- WORK TO COMPLETE -
All of the records below need to be copied exactly.
## start DATA TO USE
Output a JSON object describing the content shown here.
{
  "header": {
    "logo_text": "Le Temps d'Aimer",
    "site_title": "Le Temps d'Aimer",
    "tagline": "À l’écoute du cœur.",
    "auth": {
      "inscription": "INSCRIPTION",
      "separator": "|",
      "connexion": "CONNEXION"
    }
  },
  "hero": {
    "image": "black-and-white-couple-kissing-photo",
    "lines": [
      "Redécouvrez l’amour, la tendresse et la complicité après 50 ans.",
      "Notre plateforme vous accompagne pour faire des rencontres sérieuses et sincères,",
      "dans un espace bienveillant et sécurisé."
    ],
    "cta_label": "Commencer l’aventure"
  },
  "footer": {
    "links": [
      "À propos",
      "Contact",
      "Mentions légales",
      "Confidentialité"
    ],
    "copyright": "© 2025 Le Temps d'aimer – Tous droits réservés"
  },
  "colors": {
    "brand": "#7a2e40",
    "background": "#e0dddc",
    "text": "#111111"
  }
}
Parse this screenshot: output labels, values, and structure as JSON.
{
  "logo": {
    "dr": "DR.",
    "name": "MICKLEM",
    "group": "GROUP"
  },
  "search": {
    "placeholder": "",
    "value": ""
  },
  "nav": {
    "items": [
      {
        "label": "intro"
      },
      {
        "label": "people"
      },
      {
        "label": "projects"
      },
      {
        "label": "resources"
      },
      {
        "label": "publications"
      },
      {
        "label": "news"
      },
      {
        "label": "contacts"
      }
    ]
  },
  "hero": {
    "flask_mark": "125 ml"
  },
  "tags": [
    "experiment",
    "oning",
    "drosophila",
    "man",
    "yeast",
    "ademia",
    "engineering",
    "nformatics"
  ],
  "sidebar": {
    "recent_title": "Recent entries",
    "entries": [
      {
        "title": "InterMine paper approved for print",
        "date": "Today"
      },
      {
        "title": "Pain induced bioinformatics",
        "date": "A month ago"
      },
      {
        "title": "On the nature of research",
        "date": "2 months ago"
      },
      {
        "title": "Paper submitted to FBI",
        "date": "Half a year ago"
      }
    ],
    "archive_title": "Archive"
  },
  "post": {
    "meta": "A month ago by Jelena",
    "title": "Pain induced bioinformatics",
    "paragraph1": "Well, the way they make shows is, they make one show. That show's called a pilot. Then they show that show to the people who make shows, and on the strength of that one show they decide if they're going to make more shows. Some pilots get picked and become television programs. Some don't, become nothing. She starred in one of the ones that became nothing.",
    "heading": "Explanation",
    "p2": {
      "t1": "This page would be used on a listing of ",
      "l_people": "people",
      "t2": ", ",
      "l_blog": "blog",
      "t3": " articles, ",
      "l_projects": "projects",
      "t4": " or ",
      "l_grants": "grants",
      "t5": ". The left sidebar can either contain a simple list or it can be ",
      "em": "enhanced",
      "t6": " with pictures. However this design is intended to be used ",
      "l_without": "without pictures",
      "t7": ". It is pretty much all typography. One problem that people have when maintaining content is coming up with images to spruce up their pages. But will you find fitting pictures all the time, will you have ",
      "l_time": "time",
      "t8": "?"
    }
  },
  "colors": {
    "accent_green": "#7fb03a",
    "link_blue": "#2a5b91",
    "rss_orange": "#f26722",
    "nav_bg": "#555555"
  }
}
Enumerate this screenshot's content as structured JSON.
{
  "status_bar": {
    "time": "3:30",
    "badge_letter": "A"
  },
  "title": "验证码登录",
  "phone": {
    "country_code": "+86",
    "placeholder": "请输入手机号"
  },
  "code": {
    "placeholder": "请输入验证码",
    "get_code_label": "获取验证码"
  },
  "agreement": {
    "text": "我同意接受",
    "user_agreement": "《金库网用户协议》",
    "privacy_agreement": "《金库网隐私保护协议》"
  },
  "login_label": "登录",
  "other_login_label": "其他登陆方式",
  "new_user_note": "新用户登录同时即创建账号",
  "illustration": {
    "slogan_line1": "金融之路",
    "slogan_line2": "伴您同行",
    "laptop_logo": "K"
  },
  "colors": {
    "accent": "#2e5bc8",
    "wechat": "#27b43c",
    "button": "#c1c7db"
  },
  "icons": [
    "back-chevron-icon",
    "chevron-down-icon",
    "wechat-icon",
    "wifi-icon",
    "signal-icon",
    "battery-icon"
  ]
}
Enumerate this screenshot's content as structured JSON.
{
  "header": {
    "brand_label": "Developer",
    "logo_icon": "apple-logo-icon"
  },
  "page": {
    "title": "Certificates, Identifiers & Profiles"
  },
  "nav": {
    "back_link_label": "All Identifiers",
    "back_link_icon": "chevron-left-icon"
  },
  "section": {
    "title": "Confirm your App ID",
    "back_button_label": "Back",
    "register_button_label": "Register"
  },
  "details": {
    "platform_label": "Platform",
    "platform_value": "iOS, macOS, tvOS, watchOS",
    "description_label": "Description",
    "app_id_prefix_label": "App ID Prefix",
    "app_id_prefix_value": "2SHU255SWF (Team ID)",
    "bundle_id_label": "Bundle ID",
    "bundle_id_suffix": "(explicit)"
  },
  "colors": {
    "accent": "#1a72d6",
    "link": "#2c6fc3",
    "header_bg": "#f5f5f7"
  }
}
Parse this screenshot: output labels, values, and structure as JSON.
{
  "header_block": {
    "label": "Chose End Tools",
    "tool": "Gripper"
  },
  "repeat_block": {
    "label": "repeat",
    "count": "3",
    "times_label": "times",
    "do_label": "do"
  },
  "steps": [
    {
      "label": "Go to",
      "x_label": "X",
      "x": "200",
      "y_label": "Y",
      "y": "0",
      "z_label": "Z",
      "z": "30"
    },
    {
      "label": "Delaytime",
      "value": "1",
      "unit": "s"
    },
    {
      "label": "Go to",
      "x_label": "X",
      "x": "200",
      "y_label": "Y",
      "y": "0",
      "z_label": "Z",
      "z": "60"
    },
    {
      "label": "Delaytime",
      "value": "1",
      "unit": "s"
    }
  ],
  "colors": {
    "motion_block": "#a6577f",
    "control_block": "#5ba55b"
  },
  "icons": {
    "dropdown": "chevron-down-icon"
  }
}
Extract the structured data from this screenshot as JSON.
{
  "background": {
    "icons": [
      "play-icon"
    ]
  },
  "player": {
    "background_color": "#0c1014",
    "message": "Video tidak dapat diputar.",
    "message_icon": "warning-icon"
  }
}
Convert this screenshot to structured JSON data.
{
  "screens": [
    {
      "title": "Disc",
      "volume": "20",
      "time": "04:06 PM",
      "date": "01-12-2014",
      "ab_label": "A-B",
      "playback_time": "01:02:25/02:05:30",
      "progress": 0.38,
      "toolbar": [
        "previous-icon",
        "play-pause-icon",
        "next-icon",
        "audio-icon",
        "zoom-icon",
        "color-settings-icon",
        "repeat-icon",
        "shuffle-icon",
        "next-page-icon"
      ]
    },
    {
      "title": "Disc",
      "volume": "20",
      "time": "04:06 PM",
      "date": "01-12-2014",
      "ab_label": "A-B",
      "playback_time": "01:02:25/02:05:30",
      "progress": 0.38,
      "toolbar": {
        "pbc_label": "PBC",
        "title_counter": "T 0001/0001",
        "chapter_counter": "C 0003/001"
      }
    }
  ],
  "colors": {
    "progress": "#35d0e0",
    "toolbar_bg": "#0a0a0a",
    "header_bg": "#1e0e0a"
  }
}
## end DATA TO USE
- WRITTEN RESPONSE -
Output a JSON object describing the content shown here.
{
  "header": {
    "logo_text": "Le Temps d'Aimer",
    "site_title": "Le Temps d'Aimer",
    "tagline": "À l’écoute du cœur.",
    "auth": {
      "inscription": "INSCRIPTION",
      "separator": "|",
      "connexion": "CONNEXION"
    }
  },
  "hero": {
    "image": "black-and-white-couple-kissing-photo",
    "lines": [
      "Redécouvrez l’amour, la tendresse et la complicité après 50 ans.",
      "Notre plateforme vous accompagne pour faire des rencontres sérieuses et sincères,",
      "dans un espace bienveillant et sécurisé."
    ],
    "cta_label": "Commencer l’aventure"
  },
  "footer": {
    "links": [
      "À propos",
      "Contact",
      "Mentions légales",
      "Confidentialité"
    ],
    "copyright": "© 2025 Le Temps d'aimer – Tous droits réservés"
  },
  "colors": {
    "brand": "#7a2e40",
    "background": "#e0dddc",
    "text": "#111111"
  }
}
Parse this screenshot: output labels, values, and structure as JSON.
{
  "logo": {
    "dr": "DR.",
    "name": "MICKLEM",
    "group": "GROUP"
  },
  "search": {
    "placeholder": "",
    "value": ""
  },
  "nav": {
    "items": [
      {
        "label": "intro"
      },
      {
        "label": "people"
      },
      {
        "label": "projects"
      },
      {
        "label": "resources"
      },
      {
        "label": "publications"
      },
      {
        "label": "news"
      },
      {
        "label": "contacts"
      }
    ]
  },
  "hero": {
    "flask_mark": "125 ml"
  },
  "tags": [
    "experiment",
    "oning",
    "drosophila",
    "man",
    "yeast",
    "ademia",
    "engineering",
    "nformatics"
  ],
  "sidebar": {
    "recent_title": "Recent entries",
    "entries": [
      {
        "title": "InterMine paper approved for print",
        "date": "Today"
      },
      {
        "title": "Pain induced bioinformatics",
        "date": "A month ago"
      },
      {
        "title": "On the nature of research",
        "date": "2 months ago"
      },
      {
        "title": "Paper submitted to FBI",
        "date": "Half a year ago"
      }
    ],
    "archive_title": "Archive"
  },
  "post": {
    "meta": "A month ago by Jelena",
    "title": "Pain induced bioinformatics",
    "paragraph1": "Well, the way they make shows is, they make one show. That show's called a pilot. Then they show that show to the people who make shows, and on the strength of that one show they decide if they're going to make more shows. Some pilots get picked and become television programs. Some don't, become nothing. She starred in one of the ones that became nothing.",
    "heading": "Explanation",
    "p2": {
      "t1": "This page would be used on a listing of ",
      "l_people": "people",
      "t2": ", ",
      "l_blog": "blog",
      "t3": " articles, ",
      "l_projects": "projects",
      "t4": " or ",
      "l_grants": "grants",
      "t5": ". The left sidebar can either contain a simple list or it can be ",
      "em": "enhanced",
      "t6": " with pictures. However this design is intended to be used ",
      "l_without": "without pictures",
      "t7": ". It is pretty much all typography. One problem that people have when maintaining content is coming up with images to spruce up their pages. But will you find fitting pictures all the time, will you have ",
      "l_time": "time",
      "t8": "?"
    }
  },
  "colors": {
    "accent_green": "#7fb03a",
    "link_blue": "#2a5b91",
    "rss_orange": "#f26722",
    "nav_bg": "#555555"
  }
}
Enumerate this screenshot's content as structured JSON.
{
  "status_bar": {
    "time": "3:30",
    "badge_letter": "A"
  },
  "title": "验证码登录",
  "phone": {
    "country_code": "+86",
    "placeholder": "请输入手机号"
  },
  "code": {
    "placeholder": "请输入验证码",
    "get_code_label": "获取验证码"
  },
  "agreement": {
    "text": "我同意接受",
    "user_agreement": "《金库网用户协议》",
    "privacy_agreement": "《金库网隐私保护协议》"
  },
  "login_label": "登录",
  "other_login_label": "其他登陆方式",
  "new_user_note": "新用户登录同时即创建账号",
  "illustration": {
    "slogan_line1": "金融之路",
    "slogan_line2": "伴您同行",
    "laptop_logo": "K"
  },
  "colors": {
    "accent": "#2e5bc8",
    "wechat": "#27b43c",
    "button": "#c1c7db"
  },
  "icons": [
    "back-chevron-icon",
    "chevron-down-icon",
    "wechat-icon",
    "wifi-icon",
    "signal-icon",
    "battery-icon"
  ]
}
Enumerate this screenshot's content as structured JSON.
{
  "header": {
    "brand_label": "Developer",
    "logo_icon": "apple-logo-icon"
  },
  "page": {
    "title": "Certificates, Identifiers & Profiles"
  },
  "nav": {
    "back_link_label": "All Identifiers",
    "back_link_icon": "chevron-left-icon"
  },
  "section": {
    "title": "Confirm your App ID",
    "back_button_label": "Back",
    "register_button_label": "Register"
  },
  "details": {
    "platform_label": "Platform",
    "platform_value": "iOS, macOS, tvOS, watchOS",
    "description_label": "Description",
    "app_id_prefix_label": "App ID Prefix",
    "app_id_prefix_value": "2SHU255SWF (Team ID)",
    "bundle_id_label": "Bundle ID",
    "bundle_id_suffix": "(explicit)"
  },
  "colors": {
    "accent": "#1a72d6",
    "link": "#2c6fc3",
    "header_bg": "#f5f5f7"
  }
}
Parse this screenshot: output labels, values, and structure as JSON.
{
  "header_block": {
    "label": "Chose End Tools",
    "tool": "Gripper"
  },
  "repeat_block": {
    "label": "repeat",
    "count": "3",
    "times_label": "times",
    "do_label": "do"
  },
  "steps": [
    {
      "label": "Go to",
      "x_label": "X",
      "x": "200",
      "y_label": "Y",
      "y": "0",
      "z_label": "Z",
      "z": "30"
    },
    {
      "label": "Delaytime",
      "value": "1",
      "unit": "s"
    },
    {
      "label": "Go to",
      "x_label": "X",
      "x": "200",
      "y_label": "Y",
      "y": "0",
      "z_label": "Z",
      "z": "60"
    },
    {
      "label": "Delaytime",
      "value": "1",
      "unit": "s"
    }
  ],
  "colors": {
    "motion_block": "#a6577f",
    "control_block": "#5ba55b"
  },
  "icons": {
    "dropdown": "chevron-down-icon"
  }
}
Extract the structured data from this screenshot as JSON.
{
  "background": {
    "icons": [
      "play-icon"
    ]
  },
  "player": {
    "background_color": "#0c1014",
    "message": "Video tidak dapat diputar.",
    "message_icon": "warning-icon"
  }
}
Convert this screenshot to structured JSON data.
{
  "screens": [
    {
      "title": "Disc",
      "volume": "20",
      "time": "04:06 PM",
      "date": "01-12-2014",
      "ab_label": "A-B",
      "playback_time": "01:02:25/02:05:30",
      "progress": 0.38,
      "toolbar": [
        "previous-icon",
        "play-pause-icon",
        "next-icon",
        "audio-icon",
        "zoom-icon",
        "color-settings-icon",
        "repeat-icon",
        "shuffle-icon",
        "next-page-icon"
      ]
    },
    {
      "title": "Disc",
      "volume": "20",
      "time": "04:06 PM",
      "date": "01-12-2014",
      "ab_label": "A-B",
      "playback_time": "01:02:25/02:05:30",
      "progress": 0.38,
      "toolbar": {
        "pbc_label": "PBC",
        "title_counter": "T 0001/0001",
        "chapter_counter": "C 0003/001"
      }
    }
  ],
  "colors": {
    "progress": "#35d0e0",
    "toolbar_bg": "#0a0a0a",
    "header_bg": "#1e0e0a"
  }
}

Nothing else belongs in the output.